- [CHALLENGE A] In the thread about installing a wall in a garage, what happened to the waste pipe when the toilet was removed?

- [TEXT TO READ]
#####

# Installing a wall in garage



## Gixxer6 (Apr 5, 2014)

My garage used to be split into 3 different sections: the main garage, a toilet and a storage room, each with their own door. The original internal wall was a single brick wall and the previous owner decided that it was a good idea to remove the walls and remove the internal toilet and storage room and have a longer garage. In the process the toilet was removed and the waste pipe blocked up with cement (genius!). What I'd like to do is install a toilet and erect an internal wall to keep the toilet separate from the garage and was thinking of using plasterboard but would prefer something stronger maybe marine plywood or would plasterboard be sufficient for an internal toilet wall?

Thanks!


----------



## andy__d (Jun 27, 2018)

if you can frame the wall with decent size wood (if its load bearing or not will determine the sizes )
clad both sides with plasterboard it would be fine
you Could look at the plasterboard with fire retardant coatings as its a garage,, 
any electrical wires in the studding wall Personally i would use a metal conduit to protect them from screws used to hang shelves on the sides
Which is a + point to framing the wall Then cladding , you will have vertical And horrizontal wood to screw "things" to,, as plasterboard on its own, wont cope,,and the loo roll holder falling off and rolling out of reach at The wrong moment,, Will happen


----------



## Darlofan (Nov 24, 2010)

A stud wall with plaster board will be fine but if you're planning on hanging things on it ply would be better. Depends what you need from it.


----------



## RedUntilDead (Feb 10, 2009)

Marmox, hardie, backer board. All better than plaster board if heat, fire and sound insulation is needed. Far better than plasterboard if you don’t need to hang stuff from it.
What about dot and dab on a thermal block wall?


----------

#####

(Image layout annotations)

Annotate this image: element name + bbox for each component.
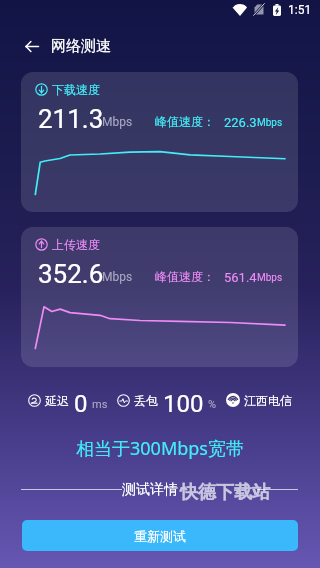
button[interactable]: 上传速度 <box>21 227 298 367</box>
staticText: 0 <box>74 390 88 412</box>
staticText: 下载速度 <box>52 82 100 97</box>
staticText: % <box>208 398 217 411</box>
staticText: 测试详情 <box>122 481 178 499</box>
staticText: 江西电信 <box>244 393 292 408</box>
staticText: Mbps <box>257 272 283 284</box>
staticText: 延迟 <box>45 393 69 408</box>
staticText: 1:51 <box>288 3 312 17</box>
staticText: 相当于300Mbps宽带 <box>0 436 320 461</box>
staticText: 226.3 <box>224 115 257 130</box>
button[interactable]: 测试详情 <box>122 481 178 499</box>
staticText: 峰值速度： <box>155 114 215 129</box>
staticText: 快德下载站 <box>180 481 270 504</box>
staticText: 100 <box>163 390 204 412</box>
staticText: 丢包 <box>134 393 158 408</box>
staticText: Mbps <box>102 270 133 284</box>
button[interactable]: 下载速度 <box>21 72 298 212</box>
staticText: 561.4 <box>224 270 257 285</box>
staticText: 上传速度 <box>52 237 100 252</box>
staticText: Mbps <box>102 115 133 129</box>
staticText: 211.3 <box>38 104 104 134</box>
button[interactable]: 重新测试 <box>22 520 298 551</box>
staticText: 峰值速度： <box>155 269 215 284</box>
button[interactable]: Back <box>10 24 54 68</box>
staticText: 352.6 <box>38 259 104 289</box>
staticText: ms <box>92 398 108 411</box>
staticText: Mbps <box>257 117 283 129</box>
staticText: 网络测速 <box>51 37 111 56</box>
staticText: 重新测试 <box>134 528 186 544</box>
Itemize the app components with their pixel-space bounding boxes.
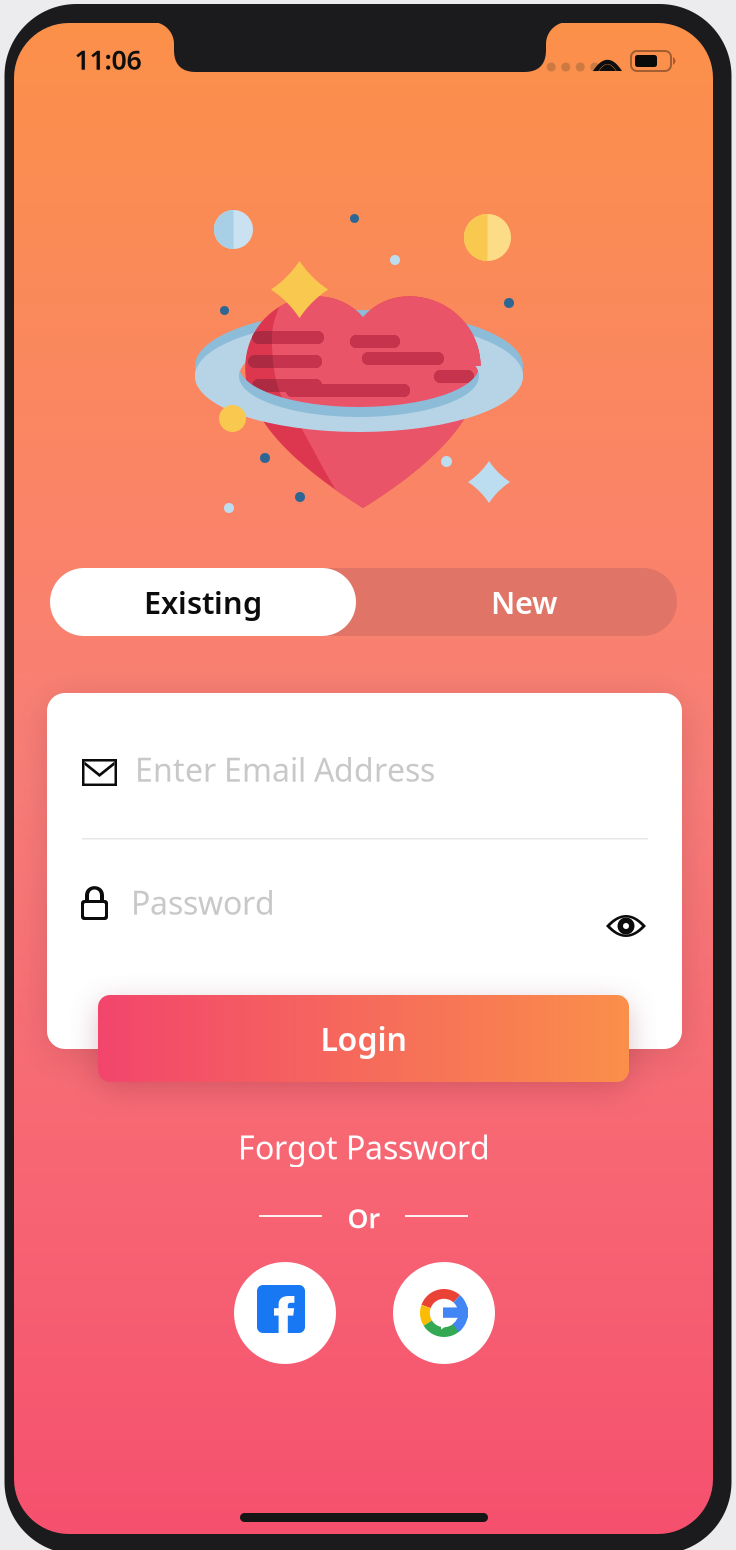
staticText: Forgot Password [238,1126,490,1168]
button[interactable]: Sign in with Google [393,1262,495,1364]
staticText: Or [348,1200,380,1236]
staticText: Password [131,881,275,924]
staticText: Enter Email Address [135,748,435,790]
button[interactable]: Forgot Password [214,1125,514,1169]
staticText: New [491,582,557,622]
staticText: Login [320,1017,406,1060]
staticText: 11:06 [74,42,142,77]
button[interactable]: New [371,568,677,636]
button[interactable]: Show password [606,913,646,939]
staticText: Existing [144,582,262,622]
button[interactable]: Login [98,995,629,1082]
button[interactable]: Sign in with Facebook [234,1262,336,1364]
button[interactable]: Existing [50,568,356,636]
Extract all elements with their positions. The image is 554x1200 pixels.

#####

- [CHALLENGE B] Rewrite the records as a JSON list of strings, one string per line. Begin with the line containing "staticText: Forgot Password" and continue through the line containing "button[interactable]: Sign in with Facebook".

- [TASK SOLUTION A] It was blocked up with cement.

- [TASK SOLUTION B]
[
  "staticText: Forgot Password [238,1126,490,1168]",
  "button[interactable]: Sign in with Google [393,1262,495,1364]",
  "staticText: Or [348,1200,380,1236]",
  "staticText: Password [131,881,275,924]",
  "staticText: Enter Email Address [135,748,435,790]",
  "button[interactable]: Forgot Password [214,1125,514,1169]",
  "staticText: New [491,582,557,622]",
  "staticText: Login [320,1017,406,1060]",
  "staticText: 11:06 [74,42,142,77]",
  "button[interactable]: New [371,568,677,636]",
  "button[interactable]: Show password [606,913,646,939]",
  "staticText: Existing [144,582,262,622]",
  "button[interactable]: Login [98,995,629,1082]",
  "button[interactable]: Sign in with Facebook [234,1262,336,1364]"
]